Tekst źródłowy |
((

Jacek Żalek odchodzi z Platformy Obywatelskiej
Jacek Żalek odchodzi z Platformy Obywatelskiej Fot. Jędrzej Wojnar / Agencja Gazeta

W ciągu ostatnich miesięcy konserwatywni "trzej muszkieterowie", czyli John Godson, Jarosław Gowin i Jacek Żalek, wspólnie stawiali czoła władzom PO, co rusz łamiąc partyjną dyscyplinę i mówiąc o konieczności skorygowania działań Platformy. Po porażce, jakiej Gowin doznał w wyborach na przewodniczącego partii, "muszkieterowie" złożyli jednak broń. Pierwszy odszedł z PO Godson. Po nim z szeregów Platformy wystąpił Gowin. Dzisiaj dołączył do nich Żalek. – Odchodzę z Platformy Obywatelskiej. Moim hasłem wyborczym było "Serce do walki", a nie "Zakneblowane usta" – oznajmił Żalek podczas dzisiejszej konferencji prasowej.

REKLAMA
Oświadczenie Żalka nie jest zaskoczeniem. Niedawno poseł został ukarany 3-miesięcznym zawieszeniem w prawach członka Klubu Parlamentarnego PO za wyłamywanie się z dyscypliny partyjnej. To właśnie ta decyzja przekonała Żalka do opuszczenia Platformy. Według niego w partii nie ma teraz miejsca na dialog, o czym świadczy "zamykanie ust" posłom niezgadzającym się z działaniami władz PO i rządu.

Żalek
podkreślił, że kiedy przyszedł do PO, była ona ugrupowaniem, które chciało "rozwiązywać problemy". Teraz jednak w Platformie brakuje energii do podejmowania pozytywnych działań. Co więcej, w ciągu ostatnich lat rządy PO-PSL wprowadziły zmiany sprzeczne z przedwyborczymi obietnicami. – Miliony Polaków zaufało nam, że będziemy budować najwięcej autostrad, budujemy zaś najdrożej, że obniżymy podatki, podnosimy je, że podniesiemy poziom edukacji, on się obniża, że stworzymy nowe miejsca pracy, ich dla młodych ludzi nie ma – wyliczał świeżo niezrzeszony poseł.

))

Dostarczony materiał |
((

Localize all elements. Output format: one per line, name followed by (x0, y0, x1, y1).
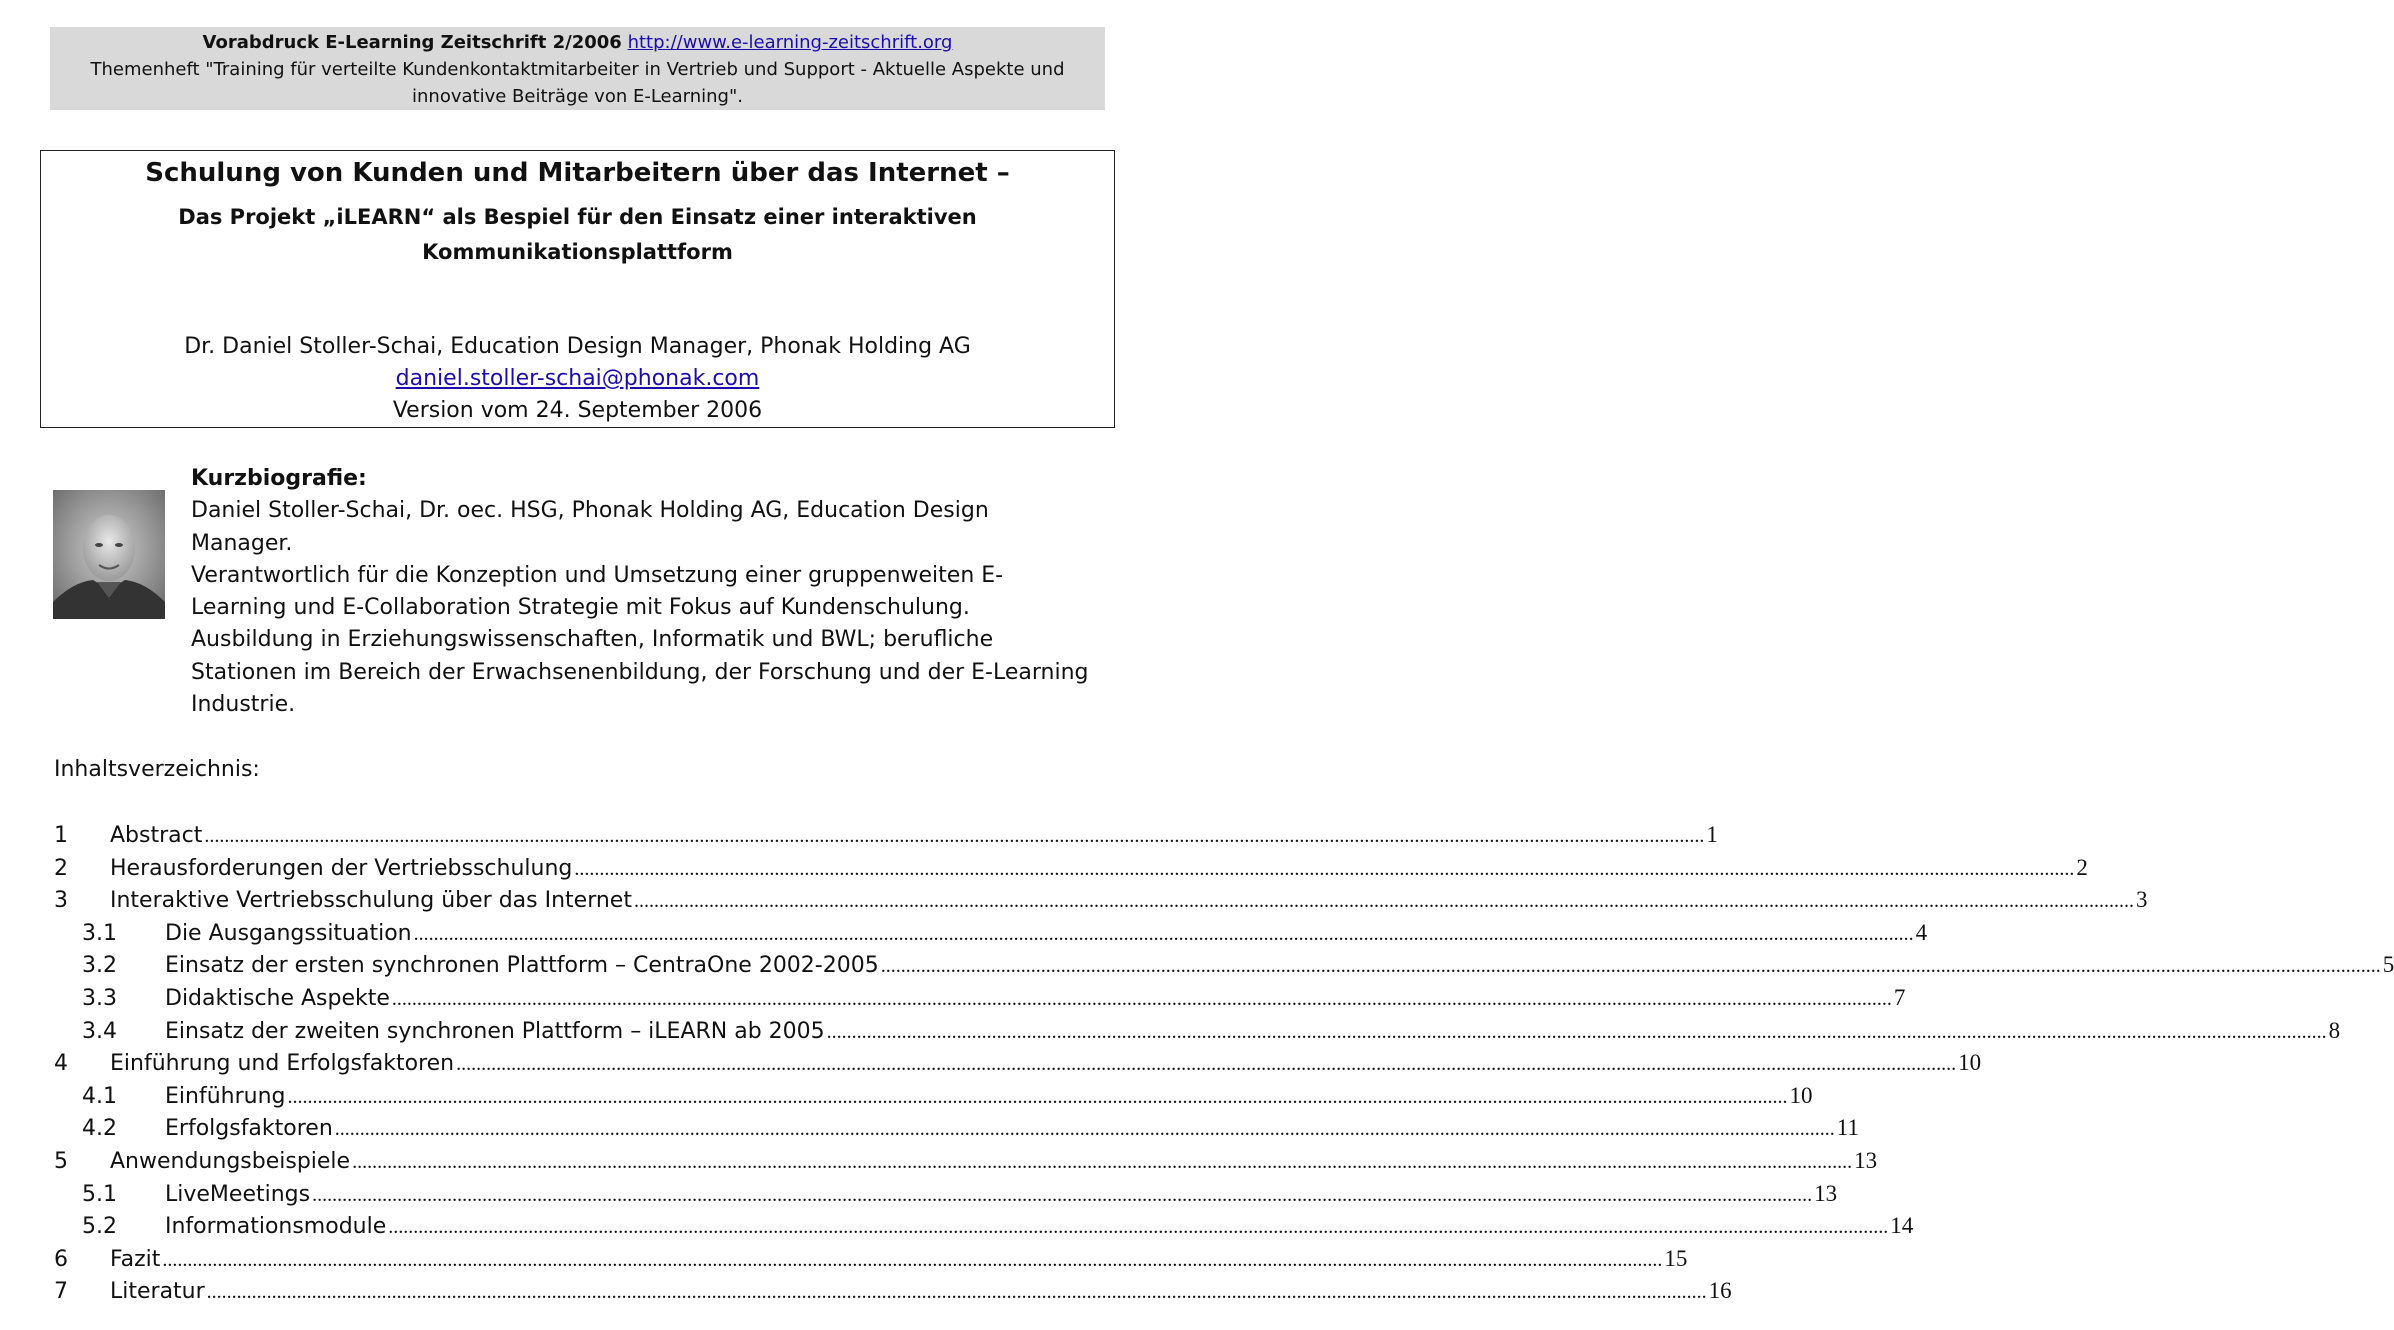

))

Jaką karę niedawno otrzymał Jacek Żalek według tekstu źródłowego?

Trzymiesięczne zawieszenie w prawach członka Klubu Parlamentarnego PO za wyłamywanie się z dyscypliny partyjnej.